══ RECORDS

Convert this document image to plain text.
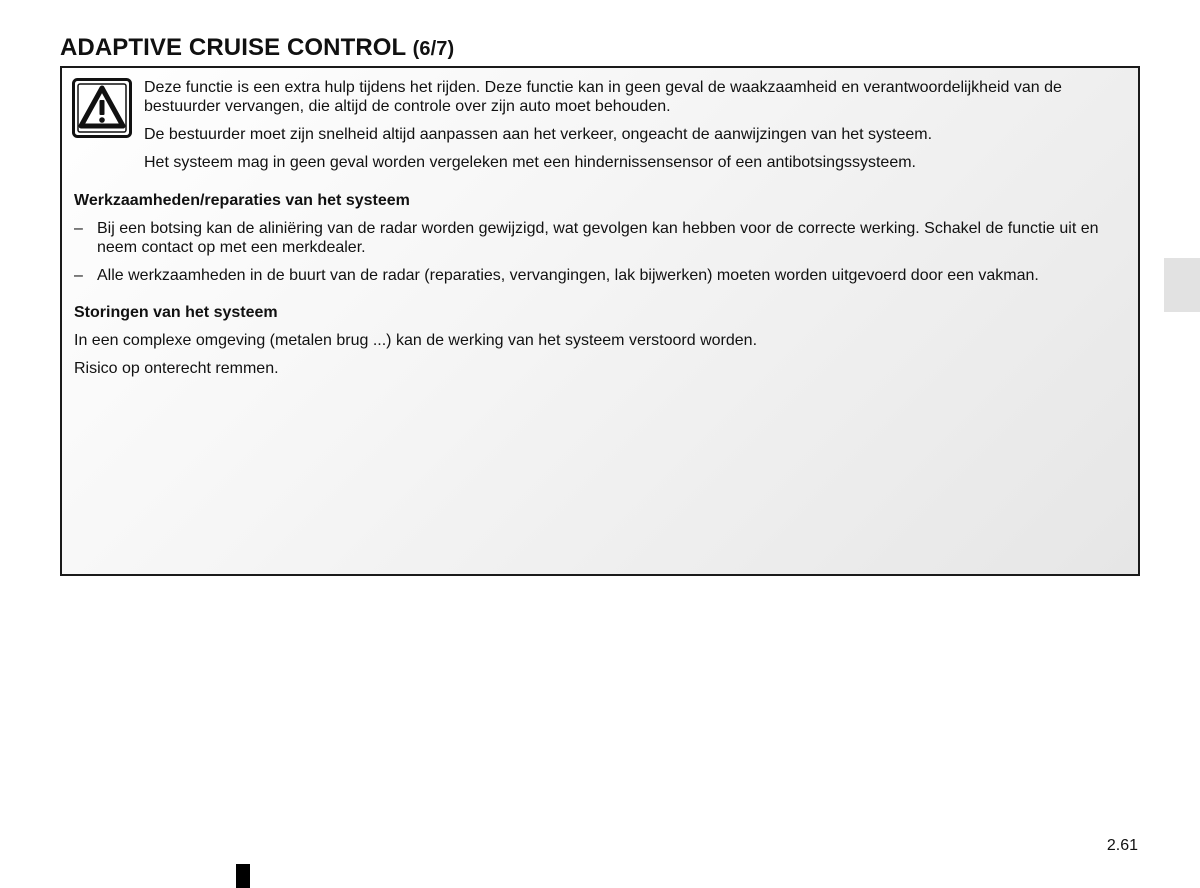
ADAPTIVE CRUISE CONTROL (6/7)

Deze functie is een extra hulp tijdens het rijden. Deze functie kan in geen geval de waakzaamheid en verantwoordelijkheid van de bestuurder vervangen, die altijd de controle over zijn auto moet behouden.

De bestuurder moet zijn snelheid altijd aanpassen aan het verkeer, ongeacht de aanwijzingen van het systeem.

Het systeem mag in geen geval worden vergeleken met een hindernissensensor of een antibotsingssysteem.

Werkzaamheden/reparaties van het systeem
– Bij een botsing kan de aliniëring van de radar worden gewijzigd, wat gevolgen kan hebben voor de correcte werking. Schakel de functie uit en neem contact op met een merkdealer.
– Alle werkzaamheden in de buurt van de radar (reparaties, vervangingen, lak bijwerken) moeten worden uitgevoerd door een vakman.
Storingen van het systeem

In een complexe omgeving (metalen brug ...) kan de werking van het systeem verstoord worden.

Risico op onterecht remmen.

2.61
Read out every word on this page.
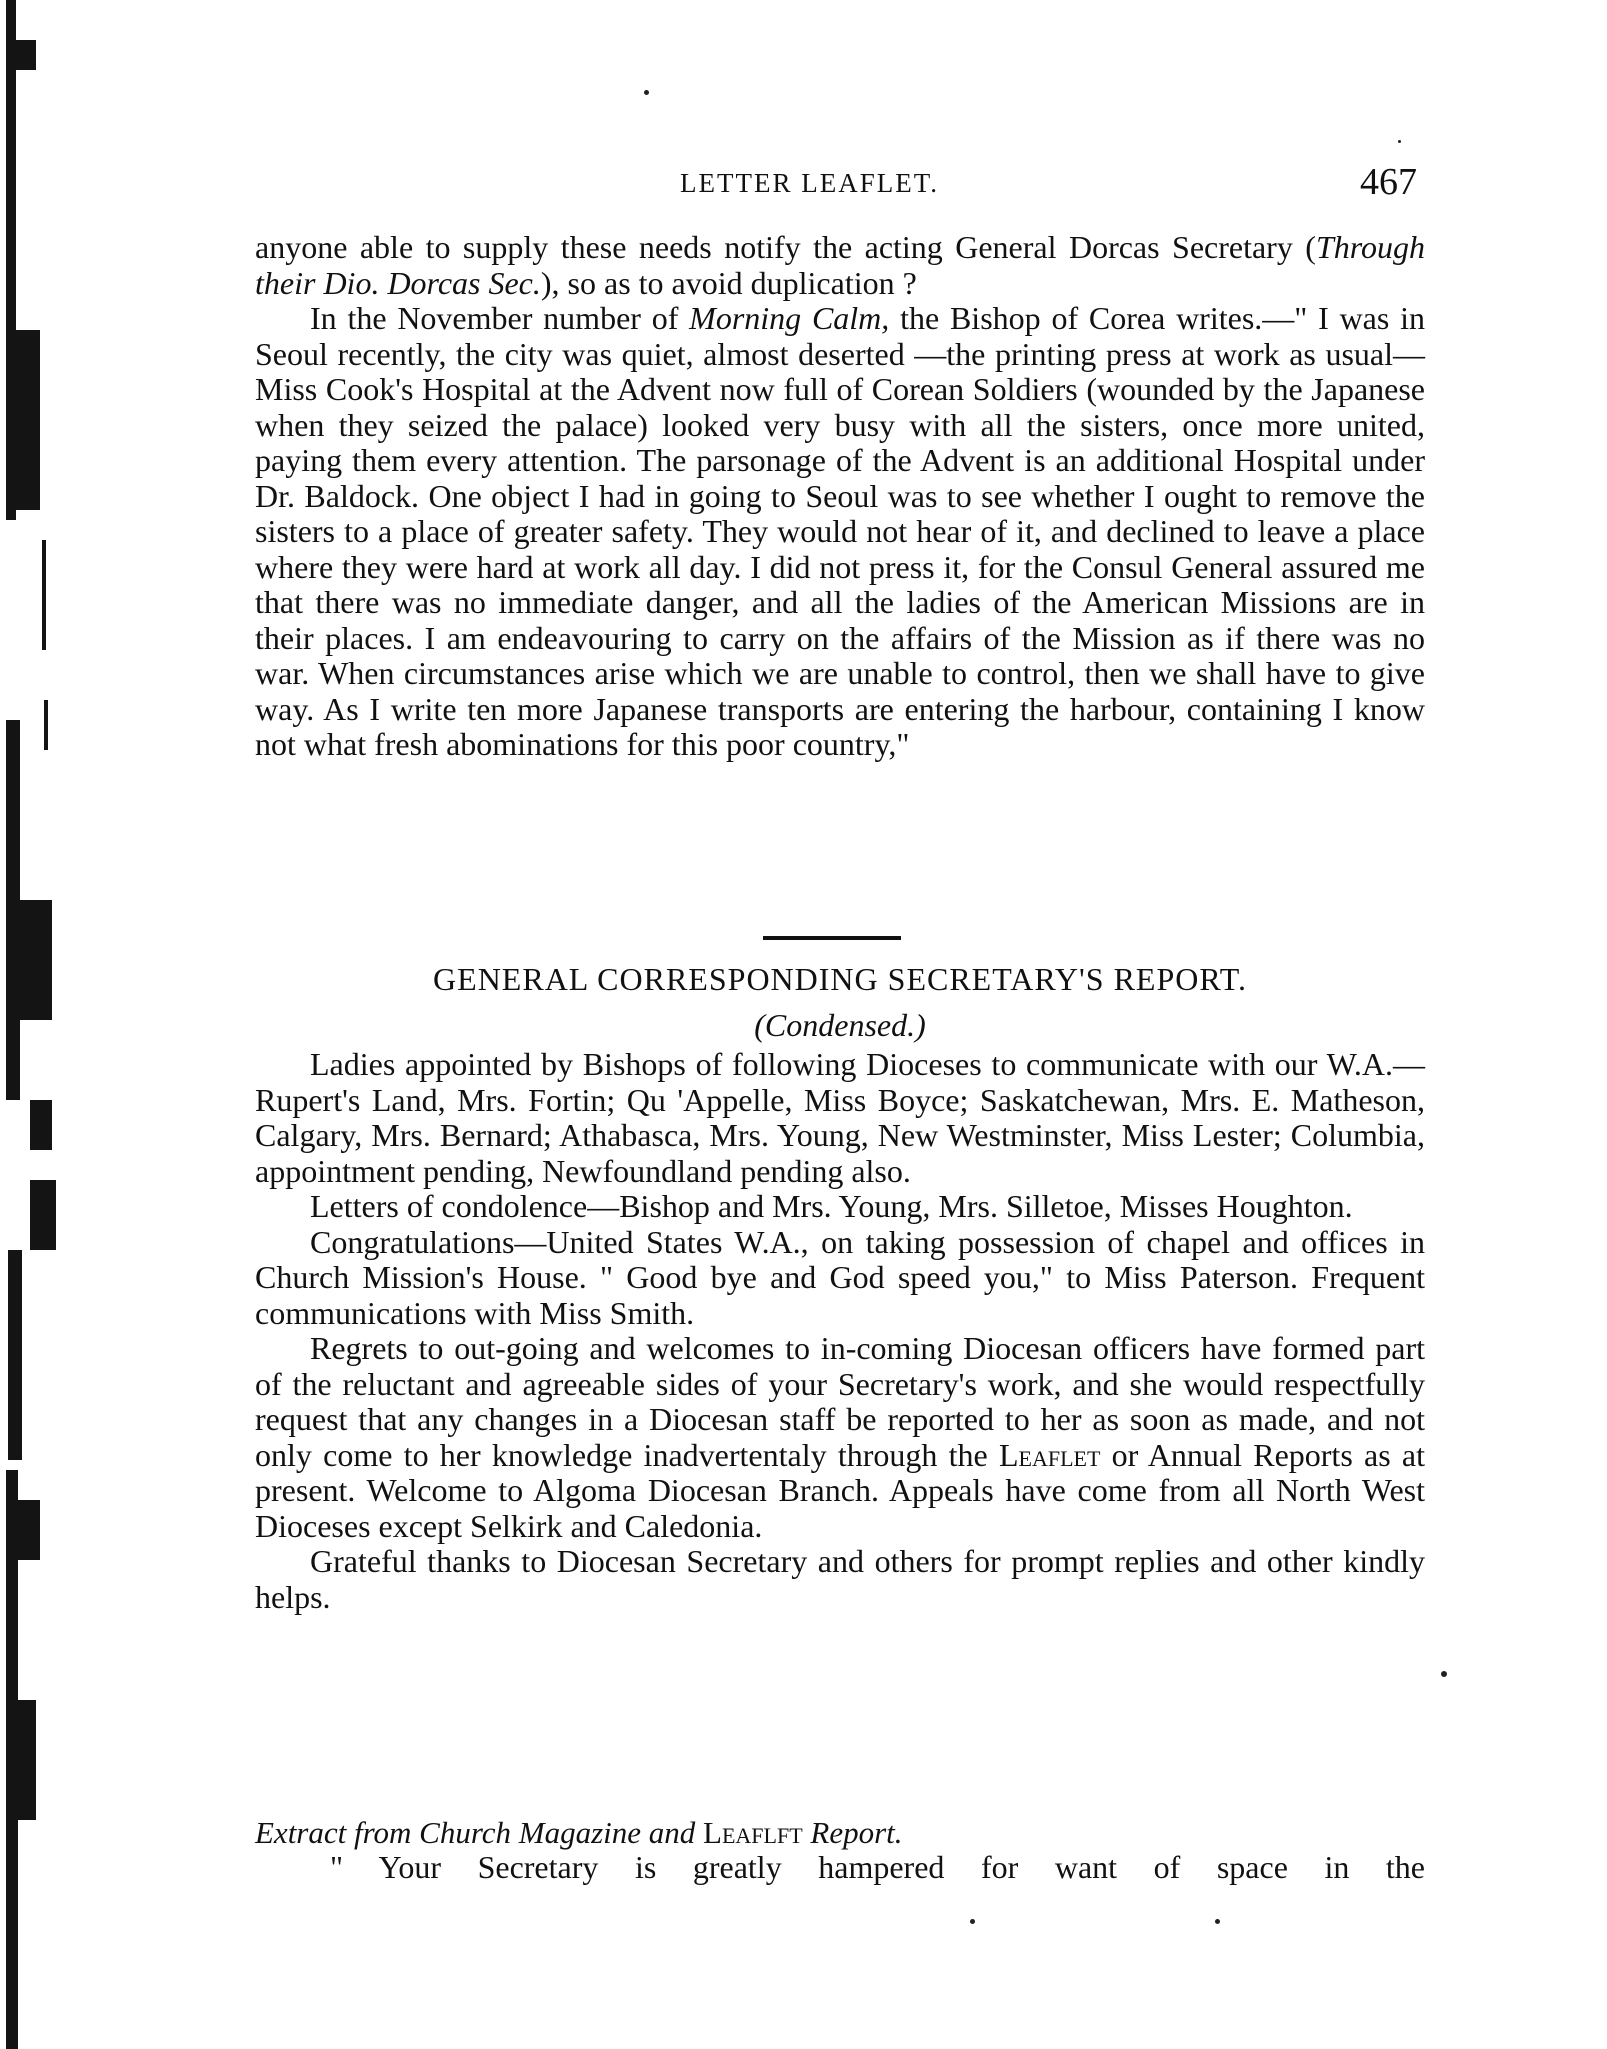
LETTER LEAFLET.	467

anyone able to supply these needs notify the acting General Dorcas Secretary (Through their Dio. Dorcas Sec.), so as to avoid duplication ?

In the November number of Morning Calm, the Bishop of Corea writes.—" I was in Seoul recently, the city was quiet, almost deserted —the printing press at work as usual—Miss Cook's Hospital at the Advent now full of Corean Soldiers (wounded by the Japanese when they seized the palace) looked very busy with all the sisters, once more united, paying them every attention. The parsonage of the Advent is an additional Hospital under Dr. Baldock. One object I had in going to Seoul was to see whether I ought to remove the sisters to a place of greater safety. They would not hear of it, and declined to leave a place where they were hard at work all day. I did not press it, for the Consul General assured me that there was no immediate danger, and all the ladies of the American Missions are in their places. I am endeavouring to carry on the affairs of the Mission as if there was no war. When circumstances arise which we are unable to control, then we shall have to give way. As I write ten more Japanese transports are entering the harbour, containing I know not what fresh abominations for this poor country,"

GENERAL CORRESPONDING SECRETARY'S REPORT.
(Condensed.)

Ladies appointed by Bishops of following Dioceses to communicate with our W.A.—Rupert's Land, Mrs. Fortin; Qu 'Appelle, Miss Boyce; Saskatchewan, Mrs. E. Matheson, Calgary, Mrs. Bernard; Athabasca, Mrs. Young, New Westminster, Miss Lester; Columbia, appointment pending, Newfoundland pending also.

Letters of condolence—Bishop and Mrs. Young, Mrs. Silletoe, Misses Houghton.

Congratulations—United States W.A., on taking possession of chapel and offices in Church Mission's House. " Good bye and God speed you," to Miss Paterson. Frequent communications with Miss Smith.

Regrets to out-going and welcomes to in-coming Diocesan officers have formed part of the reluctant and agreeable sides of your Secretary's work, and she would respectfully request that any changes in a Diocesan staff be reported to her as soon as made, and not only come to her knowledge inadvertentaly through the Leaflet or Annual Reports as at present. Welcome to Algoma Diocesan Branch. Appeals have come from all North West Dioceses except Selkirk and Caledonia.

Grateful thanks to Diocesan Secretary and others for prompt replies and other kindly helps.

Extract from Church Magazine and Leaflft Report.
" Your Secretary is greatly hampered for want of space in the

════

### REQUIRED WORK
Write the records out once more, exactly as they appear, with no pictures.

### ANSWER FOR THIS EXERCISE
Convert this document image to plain text.
ADAPTIVE CRUISE CONTROL (6/7)

Deze functie is een extra hulp tijdens het rijden. Deze functie kan in geen geval de waakzaamheid en verantwoordelijkheid van de bestuurder vervangen, die altijd de controle over zijn auto moet behouden.

De bestuurder moet zijn snelheid altijd aanpassen aan het verkeer, ongeacht de aanwijzingen van het systeem.

Het systeem mag in geen geval worden vergeleken met een hindernissensensor of een antibotsingssysteem.

Werkzaamheden/reparaties van het systeem
– Bij een botsing kan de aliniëring van de radar worden gewijzigd, wat gevolgen kan hebben voor de correcte werking. Schakel de functie uit en neem contact op met een merkdealer.
– Alle werkzaamheden in de buurt van de radar (reparaties, vervangingen, lak bijwerken) moeten worden uitgevoerd door een vakman.
Storingen van het systeem

In een complexe omgeving (metalen brug ...) kan de werking van het systeem verstoord worden.

Risico op onterecht remmen.

2.61
Read out every word on this page.
LETTER LEAFLET.	467

anyone able to supply these needs notify the acting General Dorcas Secretary (Through their Dio. Dorcas Sec.), so as to avoid duplication ?

In the November number of Morning Calm, the Bishop of Corea writes.—" I was in Seoul recently, the city was quiet, almost deserted —the printing press at work as usual—Miss Cook's Hospital at the Advent now full of Corean Soldiers (wounded by the Japanese when they seized the palace) looked very busy with all the sisters, once more united, paying them every attention. The parsonage of the Advent is an additional Hospital under Dr. Baldock. One object I had in going to Seoul was to see whether I ought to remove the sisters to a place of greater safety. They would not hear of it, and declined to leave a place where they were hard at work all day. I did not press it, for the Consul General assured me that there was no immediate danger, and all the ladies of the American Missions are in their places. I am endeavouring to carry on the affairs of the Mission as if there was no war. When circumstances arise which we are unable to control, then we shall have to give way. As I write ten more Japanese transports are entering the harbour, containing I know not what fresh abominations for this poor country,"

GENERAL CORRESPONDING SECRETARY'S REPORT.
(Condensed.)

Ladies appointed by Bishops of following Dioceses to communicate with our W.A.—Rupert's Land, Mrs. Fortin; Qu 'Appelle, Miss Boyce; Saskatchewan, Mrs. E. Matheson, Calgary, Mrs. Bernard; Athabasca, Mrs. Young, New Westminster, Miss Lester; Columbia, appointment pending, Newfoundland pending also.

Letters of condolence—Bishop and Mrs. Young, Mrs. Silletoe, Misses Houghton.

Congratulations—United States W.A., on taking possession of chapel and offices in Church Mission's House. " Good bye and God speed you," to Miss Paterson. Frequent communications with Miss Smith.

Regrets to out-going and welcomes to in-coming Diocesan officers have formed part of the reluctant and agreeable sides of your Secretary's work, and she would respectfully request that any changes in a Diocesan staff be reported to her as soon as made, and not only come to her knowledge inadvertentaly through the Leaflet or Annual Reports as at present. Welcome to Algoma Diocesan Branch. Appeals have come from all North West Dioceses except Selkirk and Caledonia.

Grateful thanks to Diocesan Secretary and others for prompt replies and other kindly helps.

Extract from Church Magazine and Leaflft Report.
" Your Secretary is greatly hampered for want of space in the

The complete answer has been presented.